- EXERCISE -
Answer with one number only: the number of lines that contain "label".

(Extracted data entries)
** Start **

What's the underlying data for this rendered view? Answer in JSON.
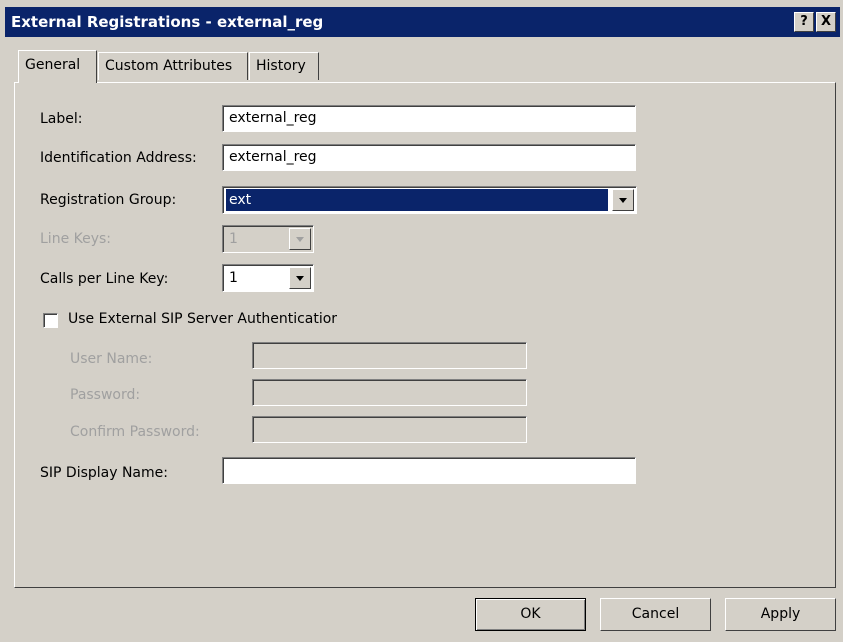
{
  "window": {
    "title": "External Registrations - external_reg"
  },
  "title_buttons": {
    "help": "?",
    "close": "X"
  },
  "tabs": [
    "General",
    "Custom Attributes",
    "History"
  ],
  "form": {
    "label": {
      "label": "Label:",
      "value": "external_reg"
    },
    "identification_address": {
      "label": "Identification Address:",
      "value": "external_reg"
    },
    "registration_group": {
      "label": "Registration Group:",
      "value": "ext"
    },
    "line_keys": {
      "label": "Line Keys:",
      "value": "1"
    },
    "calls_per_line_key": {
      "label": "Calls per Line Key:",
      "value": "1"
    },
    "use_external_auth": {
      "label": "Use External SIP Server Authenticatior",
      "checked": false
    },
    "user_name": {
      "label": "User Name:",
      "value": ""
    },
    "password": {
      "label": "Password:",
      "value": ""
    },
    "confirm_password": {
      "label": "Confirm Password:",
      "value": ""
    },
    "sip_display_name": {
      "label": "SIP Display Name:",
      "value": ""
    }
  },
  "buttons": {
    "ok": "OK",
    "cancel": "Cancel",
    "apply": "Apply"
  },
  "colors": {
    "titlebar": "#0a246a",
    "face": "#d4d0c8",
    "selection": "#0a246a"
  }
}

** End **

- WORKED SOLUTION -
11